Task:
Gather up the lines with the word "Doctors" in them.
# START OF Input material
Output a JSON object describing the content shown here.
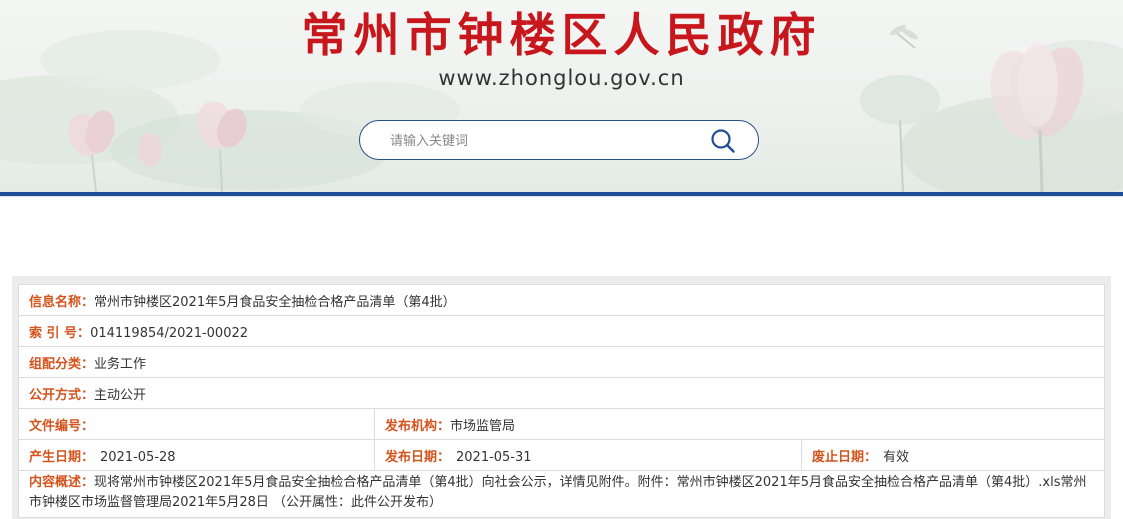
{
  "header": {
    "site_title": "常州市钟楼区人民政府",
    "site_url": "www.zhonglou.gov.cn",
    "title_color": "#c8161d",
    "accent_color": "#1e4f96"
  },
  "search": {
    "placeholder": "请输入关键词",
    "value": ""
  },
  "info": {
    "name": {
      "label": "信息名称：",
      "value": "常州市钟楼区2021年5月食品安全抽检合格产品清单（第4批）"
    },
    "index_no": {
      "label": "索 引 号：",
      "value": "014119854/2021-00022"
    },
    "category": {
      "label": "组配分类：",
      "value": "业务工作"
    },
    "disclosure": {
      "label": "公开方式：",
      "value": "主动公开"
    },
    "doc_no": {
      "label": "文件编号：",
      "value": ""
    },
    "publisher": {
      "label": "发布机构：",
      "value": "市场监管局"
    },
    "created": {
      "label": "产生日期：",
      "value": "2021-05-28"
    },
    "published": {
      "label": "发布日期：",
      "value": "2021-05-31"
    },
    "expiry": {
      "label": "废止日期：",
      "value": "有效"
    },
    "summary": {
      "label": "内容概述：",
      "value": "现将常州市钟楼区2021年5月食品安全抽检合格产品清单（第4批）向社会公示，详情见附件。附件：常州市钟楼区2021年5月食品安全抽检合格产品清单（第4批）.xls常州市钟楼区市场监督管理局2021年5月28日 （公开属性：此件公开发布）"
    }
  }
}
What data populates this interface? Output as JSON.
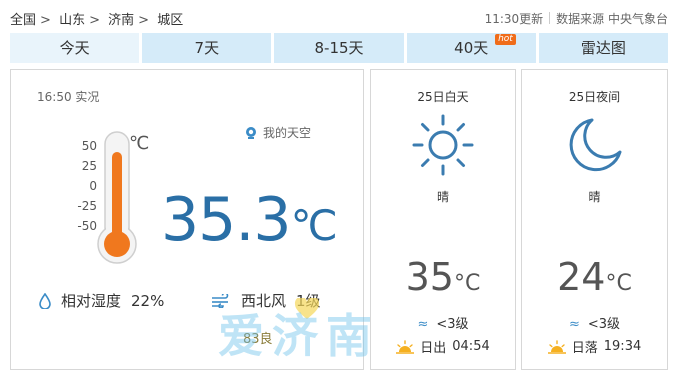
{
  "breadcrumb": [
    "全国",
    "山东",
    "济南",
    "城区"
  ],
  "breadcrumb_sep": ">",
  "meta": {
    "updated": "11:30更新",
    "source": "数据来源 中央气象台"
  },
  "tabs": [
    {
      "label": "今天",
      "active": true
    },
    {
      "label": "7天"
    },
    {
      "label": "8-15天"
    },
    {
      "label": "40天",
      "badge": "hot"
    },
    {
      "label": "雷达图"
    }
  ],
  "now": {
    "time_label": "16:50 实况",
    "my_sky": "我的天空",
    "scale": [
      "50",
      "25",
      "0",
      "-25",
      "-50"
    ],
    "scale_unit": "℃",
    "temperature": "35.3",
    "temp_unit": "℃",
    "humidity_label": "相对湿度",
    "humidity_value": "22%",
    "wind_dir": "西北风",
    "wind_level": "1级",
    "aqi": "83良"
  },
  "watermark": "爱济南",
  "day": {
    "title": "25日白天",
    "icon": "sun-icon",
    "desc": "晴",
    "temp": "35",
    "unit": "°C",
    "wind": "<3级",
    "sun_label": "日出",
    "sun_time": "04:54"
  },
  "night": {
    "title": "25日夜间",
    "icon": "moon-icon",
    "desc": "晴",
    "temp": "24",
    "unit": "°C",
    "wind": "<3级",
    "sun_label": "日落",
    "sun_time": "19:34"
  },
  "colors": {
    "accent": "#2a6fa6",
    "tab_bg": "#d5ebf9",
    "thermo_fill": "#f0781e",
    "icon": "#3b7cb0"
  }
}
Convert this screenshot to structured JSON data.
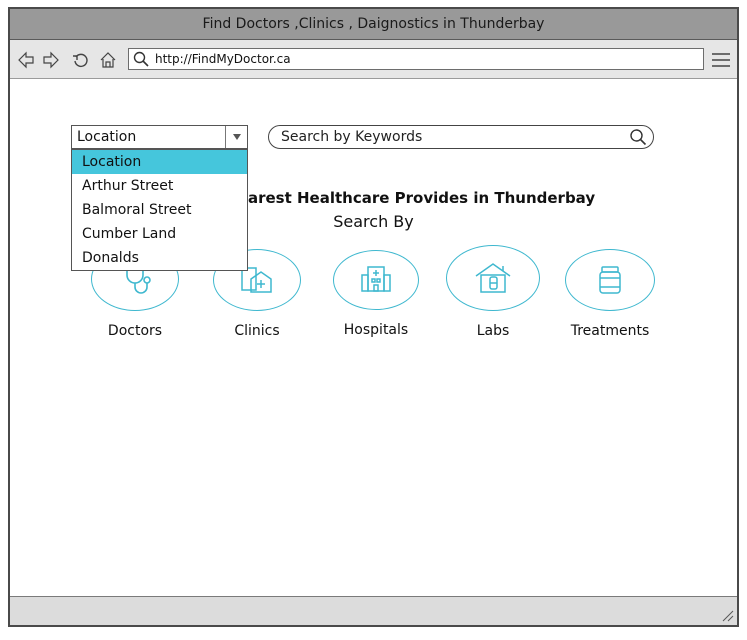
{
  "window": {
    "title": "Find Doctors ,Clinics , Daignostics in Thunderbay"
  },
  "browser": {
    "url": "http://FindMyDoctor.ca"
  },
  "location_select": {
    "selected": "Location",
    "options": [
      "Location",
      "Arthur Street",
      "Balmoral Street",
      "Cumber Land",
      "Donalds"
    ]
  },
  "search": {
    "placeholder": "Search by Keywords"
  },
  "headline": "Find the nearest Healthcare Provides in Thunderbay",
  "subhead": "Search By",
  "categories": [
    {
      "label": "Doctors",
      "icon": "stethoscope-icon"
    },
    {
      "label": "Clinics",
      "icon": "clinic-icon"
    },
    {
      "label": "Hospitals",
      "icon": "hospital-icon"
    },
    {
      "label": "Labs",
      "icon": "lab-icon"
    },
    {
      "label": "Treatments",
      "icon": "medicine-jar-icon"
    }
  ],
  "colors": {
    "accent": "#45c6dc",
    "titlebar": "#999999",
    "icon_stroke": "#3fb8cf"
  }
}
# END OF Input material
# START OF Input material
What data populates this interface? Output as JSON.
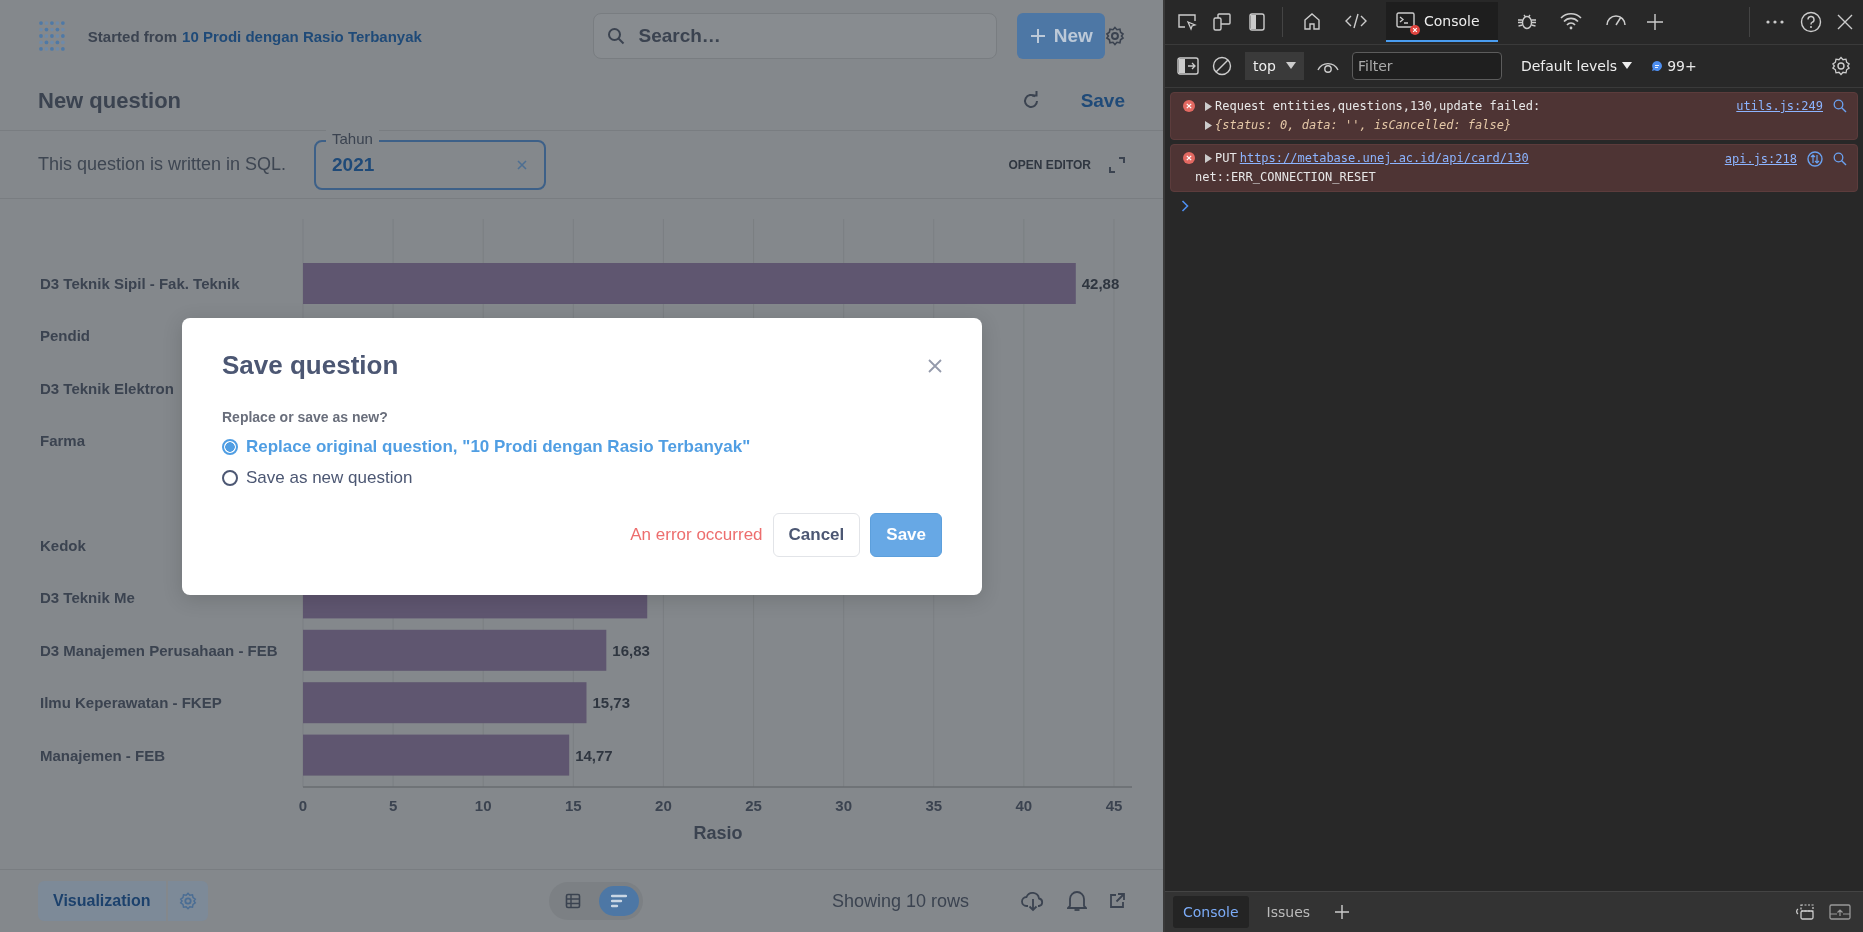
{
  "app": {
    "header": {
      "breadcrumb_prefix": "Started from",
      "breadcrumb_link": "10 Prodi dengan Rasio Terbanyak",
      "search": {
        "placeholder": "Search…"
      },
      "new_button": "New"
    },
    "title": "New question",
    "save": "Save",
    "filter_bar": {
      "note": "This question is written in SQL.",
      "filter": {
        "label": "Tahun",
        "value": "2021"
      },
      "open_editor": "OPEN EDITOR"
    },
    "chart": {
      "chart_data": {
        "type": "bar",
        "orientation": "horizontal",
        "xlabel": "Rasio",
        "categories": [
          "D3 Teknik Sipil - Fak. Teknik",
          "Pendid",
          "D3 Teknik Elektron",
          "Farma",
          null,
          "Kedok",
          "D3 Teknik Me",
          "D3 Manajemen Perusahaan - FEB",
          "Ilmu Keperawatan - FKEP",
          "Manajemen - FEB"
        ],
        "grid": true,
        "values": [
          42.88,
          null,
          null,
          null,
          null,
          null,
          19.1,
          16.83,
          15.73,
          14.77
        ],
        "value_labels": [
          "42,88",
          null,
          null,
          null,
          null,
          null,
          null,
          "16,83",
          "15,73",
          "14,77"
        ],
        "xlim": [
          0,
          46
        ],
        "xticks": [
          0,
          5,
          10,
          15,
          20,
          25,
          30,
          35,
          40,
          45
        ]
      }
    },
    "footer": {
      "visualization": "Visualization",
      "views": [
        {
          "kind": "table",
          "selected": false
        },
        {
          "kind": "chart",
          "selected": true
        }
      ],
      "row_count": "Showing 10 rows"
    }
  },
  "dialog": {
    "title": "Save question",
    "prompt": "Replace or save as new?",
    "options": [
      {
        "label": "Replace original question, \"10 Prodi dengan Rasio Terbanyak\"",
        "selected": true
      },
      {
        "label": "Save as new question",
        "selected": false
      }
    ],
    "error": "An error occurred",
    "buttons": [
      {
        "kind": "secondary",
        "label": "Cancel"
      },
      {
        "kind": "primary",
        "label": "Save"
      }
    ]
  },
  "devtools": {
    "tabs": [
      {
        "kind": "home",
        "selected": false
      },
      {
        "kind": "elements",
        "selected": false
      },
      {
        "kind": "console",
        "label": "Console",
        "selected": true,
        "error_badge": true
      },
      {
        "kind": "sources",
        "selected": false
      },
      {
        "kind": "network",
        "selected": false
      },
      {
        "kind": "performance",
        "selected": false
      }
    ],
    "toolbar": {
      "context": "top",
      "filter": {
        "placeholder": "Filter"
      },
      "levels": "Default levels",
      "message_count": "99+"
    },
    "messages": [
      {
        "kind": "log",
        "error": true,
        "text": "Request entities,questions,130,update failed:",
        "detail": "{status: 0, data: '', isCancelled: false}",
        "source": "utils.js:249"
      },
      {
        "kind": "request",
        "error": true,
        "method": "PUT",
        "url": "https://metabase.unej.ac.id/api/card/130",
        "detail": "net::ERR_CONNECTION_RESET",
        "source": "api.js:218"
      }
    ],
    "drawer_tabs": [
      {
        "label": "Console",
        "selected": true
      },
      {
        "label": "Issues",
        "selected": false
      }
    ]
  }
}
# END OF Input material
Right answer:
    "title": "Find Doctors ,Clinics , Daignostics in Thunderbay"
      "label": "Doctors",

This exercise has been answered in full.